> TASK
Retype the listing that follows, word for word.

> AVAILABLE RECORDS
--- Begin ---
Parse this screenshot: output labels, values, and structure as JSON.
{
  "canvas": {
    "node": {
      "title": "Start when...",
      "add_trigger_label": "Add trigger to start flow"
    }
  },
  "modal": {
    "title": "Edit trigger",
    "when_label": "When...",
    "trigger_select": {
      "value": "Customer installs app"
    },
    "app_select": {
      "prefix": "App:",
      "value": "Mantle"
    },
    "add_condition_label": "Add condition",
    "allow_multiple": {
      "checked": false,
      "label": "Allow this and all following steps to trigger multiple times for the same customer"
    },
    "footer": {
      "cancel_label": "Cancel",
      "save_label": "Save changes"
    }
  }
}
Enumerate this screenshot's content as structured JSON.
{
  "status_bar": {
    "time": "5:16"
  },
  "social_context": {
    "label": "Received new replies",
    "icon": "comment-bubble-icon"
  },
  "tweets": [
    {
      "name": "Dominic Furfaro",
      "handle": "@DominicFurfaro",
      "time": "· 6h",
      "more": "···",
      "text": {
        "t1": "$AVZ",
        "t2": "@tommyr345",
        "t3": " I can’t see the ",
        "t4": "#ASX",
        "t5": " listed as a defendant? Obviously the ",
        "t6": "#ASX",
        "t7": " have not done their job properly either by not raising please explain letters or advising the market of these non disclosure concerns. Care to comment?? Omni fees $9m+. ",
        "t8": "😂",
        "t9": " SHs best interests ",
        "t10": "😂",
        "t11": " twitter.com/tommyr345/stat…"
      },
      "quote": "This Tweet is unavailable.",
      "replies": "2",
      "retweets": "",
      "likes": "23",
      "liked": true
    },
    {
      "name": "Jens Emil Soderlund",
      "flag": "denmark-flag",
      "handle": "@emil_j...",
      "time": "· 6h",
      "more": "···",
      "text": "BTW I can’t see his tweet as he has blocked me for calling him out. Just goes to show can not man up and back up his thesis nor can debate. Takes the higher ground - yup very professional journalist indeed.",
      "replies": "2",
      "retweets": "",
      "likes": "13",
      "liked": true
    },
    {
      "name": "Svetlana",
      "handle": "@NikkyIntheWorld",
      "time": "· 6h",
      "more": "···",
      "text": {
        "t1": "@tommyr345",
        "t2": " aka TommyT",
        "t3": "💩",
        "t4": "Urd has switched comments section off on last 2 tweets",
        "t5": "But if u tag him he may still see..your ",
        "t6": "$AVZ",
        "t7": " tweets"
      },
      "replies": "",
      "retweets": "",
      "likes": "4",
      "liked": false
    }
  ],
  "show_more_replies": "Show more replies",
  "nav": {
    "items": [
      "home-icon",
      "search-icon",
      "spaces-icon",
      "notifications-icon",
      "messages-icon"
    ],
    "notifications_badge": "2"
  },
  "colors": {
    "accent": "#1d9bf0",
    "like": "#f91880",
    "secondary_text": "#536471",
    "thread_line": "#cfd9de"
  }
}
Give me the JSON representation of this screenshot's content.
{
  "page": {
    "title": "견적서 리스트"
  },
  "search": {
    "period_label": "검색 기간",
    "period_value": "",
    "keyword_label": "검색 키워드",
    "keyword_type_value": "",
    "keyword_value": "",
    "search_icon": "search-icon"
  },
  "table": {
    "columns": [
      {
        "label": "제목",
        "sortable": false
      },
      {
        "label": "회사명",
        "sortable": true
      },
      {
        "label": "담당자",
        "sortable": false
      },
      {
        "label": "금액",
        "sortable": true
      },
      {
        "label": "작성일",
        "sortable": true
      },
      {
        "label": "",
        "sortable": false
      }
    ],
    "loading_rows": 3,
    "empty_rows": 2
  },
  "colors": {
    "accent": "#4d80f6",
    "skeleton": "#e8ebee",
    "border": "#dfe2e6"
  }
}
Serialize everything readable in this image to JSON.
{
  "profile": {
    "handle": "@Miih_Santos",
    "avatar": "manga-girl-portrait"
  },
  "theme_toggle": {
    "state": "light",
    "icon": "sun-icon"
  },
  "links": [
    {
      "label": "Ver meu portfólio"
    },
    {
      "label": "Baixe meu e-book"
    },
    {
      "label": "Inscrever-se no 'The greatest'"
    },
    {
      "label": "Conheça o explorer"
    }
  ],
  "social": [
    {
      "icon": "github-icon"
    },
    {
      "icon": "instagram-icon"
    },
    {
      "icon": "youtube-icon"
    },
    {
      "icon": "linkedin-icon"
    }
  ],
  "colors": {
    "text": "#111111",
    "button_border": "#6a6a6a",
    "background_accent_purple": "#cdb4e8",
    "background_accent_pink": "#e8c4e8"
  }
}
--- End ---
> FULL OUTPUT
Parse this screenshot: output labels, values, and structure as JSON.
{
  "canvas": {
    "node": {
      "title": "Start when...",
      "add_trigger_label": "Add trigger to start flow"
    }
  },
  "modal": {
    "title": "Edit trigger",
    "when_label": "When...",
    "trigger_select": {
      "value": "Customer installs app"
    },
    "app_select": {
      "prefix": "App:",
      "value": "Mantle"
    },
    "add_condition_label": "Add condition",
    "allow_multiple": {
      "checked": false,
      "label": "Allow this and all following steps to trigger multiple times for the same customer"
    },
    "footer": {
      "cancel_label": "Cancel",
      "save_label": "Save changes"
    }
  }
}
Enumerate this screenshot's content as structured JSON.
{
  "status_bar": {
    "time": "5:16"
  },
  "social_context": {
    "label": "Received new replies",
    "icon": "comment-bubble-icon"
  },
  "tweets": [
    {
      "name": "Dominic Furfaro",
      "handle": "@DominicFurfaro",
      "time": "· 6h",
      "more": "···",
      "text": {
        "t1": "$AVZ",
        "t2": "@tommyr345",
        "t3": " I can’t see the ",
        "t4": "#ASX",
        "t5": " listed as a defendant? Obviously the ",
        "t6": "#ASX",
        "t7": " have not done their job properly either by not raising please explain letters or advising the market of these non disclosure concerns. Care to comment?? Omni fees $9m+. ",
        "t8": "😂",
        "t9": " SHs best interests ",
        "t10": "😂",
        "t11": " twitter.com/tommyr345/stat…"
      },
      "quote": "This Tweet is unavailable.",
      "replies": "2",
      "retweets": "",
      "likes": "23",
      "liked": true
    },
    {
      "name": "Jens Emil Soderlund",
      "flag": "denmark-flag",
      "handle": "@emil_j...",
      "time": "· 6h",
      "more": "···",
      "text": "BTW I can’t see his tweet as he has blocked me for calling him out. Just goes to show can not man up and back up his thesis nor can debate. Takes the higher ground - yup very professional journalist indeed.",
      "replies": "2",
      "retweets": "",
      "likes": "13",
      "liked": true
    },
    {
      "name": "Svetlana",
      "handle": "@NikkyIntheWorld",
      "time": "· 6h",
      "more": "···",
      "text": {
        "t1": "@tommyr345",
        "t2": " aka TommyT",
        "t3": "💩",
        "t4": "Urd has switched comments section off on last 2 tweets",
        "t5": "But if u tag him he may still see..your ",
        "t6": "$AVZ",
        "t7": " tweets"
      },
      "replies": "",
      "retweets": "",
      "likes": "4",
      "liked": false
    }
  ],
  "show_more_replies": "Show more replies",
  "nav": {
    "items": [
      "home-icon",
      "search-icon",
      "spaces-icon",
      "notifications-icon",
      "messages-icon"
    ],
    "notifications_badge": "2"
  },
  "colors": {
    "accent": "#1d9bf0",
    "like": "#f91880",
    "secondary_text": "#536471",
    "thread_line": "#cfd9de"
  }
}
Give me the JSON representation of this screenshot's content.
{
  "page": {
    "title": "견적서 리스트"
  },
  "search": {
    "period_label": "검색 기간",
    "period_value": "",
    "keyword_label": "검색 키워드",
    "keyword_type_value": "",
    "keyword_value": "",
    "search_icon": "search-icon"
  },
  "table": {
    "columns": [
      {
        "label": "제목",
        "sortable": false
      },
      {
        "label": "회사명",
        "sortable": true
      },
      {
        "label": "담당자",
        "sortable": false
      },
      {
        "label": "금액",
        "sortable": true
      },
      {
        "label": "작성일",
        "sortable": true
      },
      {
        "label": "",
        "sortable": false
      }
    ],
    "loading_rows": 3,
    "empty_rows": 2
  },
  "colors": {
    "accent": "#4d80f6",
    "skeleton": "#e8ebee",
    "border": "#dfe2e6"
  }
}
Serialize everything readable in this image to JSON.
{
  "profile": {
    "handle": "@Miih_Santos",
    "avatar": "manga-girl-portrait"
  },
  "theme_toggle": {
    "state": "light",
    "icon": "sun-icon"
  },
  "links": [
    {
      "label": "Ver meu portfólio"
    },
    {
      "label": "Baixe meu e-book"
    },
    {
      "label": "Inscrever-se no 'The greatest'"
    },
    {
      "label": "Conheça o explorer"
    }
  ],
  "social": [
    {
      "icon": "github-icon"
    },
    {
      "icon": "instagram-icon"
    },
    {
      "icon": "youtube-icon"
    },
    {
      "icon": "linkedin-icon"
    }
  ],
  "colors": {
    "text": "#111111",
    "button_border": "#6a6a6a",
    "background_accent_purple": "#cdb4e8",
    "background_accent_pink": "#e8c4e8"
  }
}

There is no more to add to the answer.